▸ Extracted text:
-- Opening Marker --
Janieta Eyre is a photo-based artist who has been working for more than fifteen years. Her many different series explore the female imagination and frequently the theme of the double. Her latest series The Mute Book was recently part of Grafik Apparel at londonprintstudio in England and is currently on view in Montreal at Gallery Samuel Lallouz. She was included in Auto Focus: The Self-Portrait in Contemporary Photography by Susan Bright, former Assistant Curator of Photographs at the National Portrait Gallery. One of her images is the cover of Amorino, the latest novel by Italian writer Isabella Santacroce. If you are interested in taking a class with her, Experimenting with Photography at the AGO starts this Thursday and there are still a couple spots left.
-- Closing Marker --
▸ Information supplied:
-- Opening Marker --
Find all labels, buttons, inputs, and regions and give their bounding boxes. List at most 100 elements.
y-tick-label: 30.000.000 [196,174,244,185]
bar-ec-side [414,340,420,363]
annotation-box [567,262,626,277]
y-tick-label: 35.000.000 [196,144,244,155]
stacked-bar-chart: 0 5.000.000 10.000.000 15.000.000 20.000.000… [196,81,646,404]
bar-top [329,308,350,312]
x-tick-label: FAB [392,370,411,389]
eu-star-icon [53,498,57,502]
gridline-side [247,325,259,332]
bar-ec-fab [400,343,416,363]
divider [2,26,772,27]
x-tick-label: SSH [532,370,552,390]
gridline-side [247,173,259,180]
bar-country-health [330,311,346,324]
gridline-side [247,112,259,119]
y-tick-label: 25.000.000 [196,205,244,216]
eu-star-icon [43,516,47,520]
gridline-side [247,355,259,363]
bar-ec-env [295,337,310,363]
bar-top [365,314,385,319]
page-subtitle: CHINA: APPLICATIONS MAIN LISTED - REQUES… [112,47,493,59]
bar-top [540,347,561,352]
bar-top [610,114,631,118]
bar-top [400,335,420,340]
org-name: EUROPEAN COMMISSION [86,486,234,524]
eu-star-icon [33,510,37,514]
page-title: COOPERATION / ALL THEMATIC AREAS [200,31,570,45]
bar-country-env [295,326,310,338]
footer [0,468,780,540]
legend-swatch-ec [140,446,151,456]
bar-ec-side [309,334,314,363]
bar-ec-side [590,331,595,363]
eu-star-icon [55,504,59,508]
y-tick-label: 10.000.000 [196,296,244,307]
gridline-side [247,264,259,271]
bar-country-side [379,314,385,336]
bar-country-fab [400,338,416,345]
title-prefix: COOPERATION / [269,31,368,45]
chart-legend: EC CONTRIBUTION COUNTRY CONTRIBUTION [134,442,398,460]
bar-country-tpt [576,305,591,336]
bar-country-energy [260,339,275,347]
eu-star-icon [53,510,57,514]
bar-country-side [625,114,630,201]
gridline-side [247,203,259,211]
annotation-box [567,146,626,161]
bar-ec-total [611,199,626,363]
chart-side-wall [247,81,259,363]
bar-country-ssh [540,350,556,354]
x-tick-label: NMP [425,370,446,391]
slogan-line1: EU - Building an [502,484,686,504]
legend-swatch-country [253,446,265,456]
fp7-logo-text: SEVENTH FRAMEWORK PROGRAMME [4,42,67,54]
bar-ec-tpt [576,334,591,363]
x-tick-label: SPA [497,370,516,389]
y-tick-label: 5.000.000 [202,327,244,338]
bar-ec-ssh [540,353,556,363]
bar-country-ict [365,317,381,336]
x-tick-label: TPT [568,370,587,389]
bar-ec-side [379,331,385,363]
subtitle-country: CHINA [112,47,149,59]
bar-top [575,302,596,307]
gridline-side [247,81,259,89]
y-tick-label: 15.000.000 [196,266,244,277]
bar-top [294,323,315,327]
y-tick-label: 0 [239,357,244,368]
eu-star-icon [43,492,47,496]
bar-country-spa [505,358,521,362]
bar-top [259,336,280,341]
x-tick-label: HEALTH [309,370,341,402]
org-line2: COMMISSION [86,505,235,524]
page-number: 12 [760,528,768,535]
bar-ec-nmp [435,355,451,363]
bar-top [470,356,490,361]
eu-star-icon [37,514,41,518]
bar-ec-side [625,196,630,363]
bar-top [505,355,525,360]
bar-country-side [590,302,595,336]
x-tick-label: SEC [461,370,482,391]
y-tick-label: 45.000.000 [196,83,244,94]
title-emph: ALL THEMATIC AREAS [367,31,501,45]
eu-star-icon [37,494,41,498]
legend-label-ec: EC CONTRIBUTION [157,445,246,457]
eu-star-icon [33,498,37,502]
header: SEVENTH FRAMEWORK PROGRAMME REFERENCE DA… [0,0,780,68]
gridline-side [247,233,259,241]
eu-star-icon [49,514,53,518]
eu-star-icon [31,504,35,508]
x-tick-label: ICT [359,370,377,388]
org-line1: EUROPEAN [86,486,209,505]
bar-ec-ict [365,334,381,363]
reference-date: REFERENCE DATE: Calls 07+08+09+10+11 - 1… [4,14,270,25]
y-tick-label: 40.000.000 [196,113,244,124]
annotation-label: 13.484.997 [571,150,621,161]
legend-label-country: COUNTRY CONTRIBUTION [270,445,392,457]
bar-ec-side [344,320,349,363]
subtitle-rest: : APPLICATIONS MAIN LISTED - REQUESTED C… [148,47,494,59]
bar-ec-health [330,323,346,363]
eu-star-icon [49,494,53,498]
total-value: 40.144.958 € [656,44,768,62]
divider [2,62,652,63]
-- Closing Marker --
▸ Activity list:
A. Using the text about Janieta Eyre, decide whether each statement agrees with it: (i) Eyre has been a photo-based artist for more than fifteen years; (ii) The Mute Book is currently on view at londonprintstudio; (iii) Susan Bright currently holds the post of Assistant Curator of Photographs at the National Portrait Gallery. Answer yes or no for each and quote the words from the text that decide it.
B. Reproduce the part of the text about Janieta Eyre between "Janieta Eyre is" and "couple spots left.", inclusive.

▸ Solutions in order:
A.
(i) Yes: "Janieta Eyre is a photo-based artist who has been working for more than fifteen years."
(ii) No: "is currently on view in Montreal at Gallery Samuel Lallouz."
(iii) No: "former Assistant Curator of Photographs at the National Portrait Gallery."

B.
Janieta Eyre is a photo-based artist who has been working for more than fifteen years. Her many different series explore the female imagination and frequently the theme of the double. Her latest series The Mute Book was recently part of Grafik Apparel at londonprintstudio in England and is currently on view in Montreal at Gallery Samuel Lallouz. She was included in Auto Focus: The Self-Portrait in Contemporary Photography by Susan Bright, former Assistant Curator of Photographs at the National Portrait Gallery. One of her images is the cover of Amorino, the latest novel by Italian writer Isabella Santacroce. If you are interested in taking a class with her, Experimenting with Photography at the AGO starts this Thursday and there are still a couple spots left.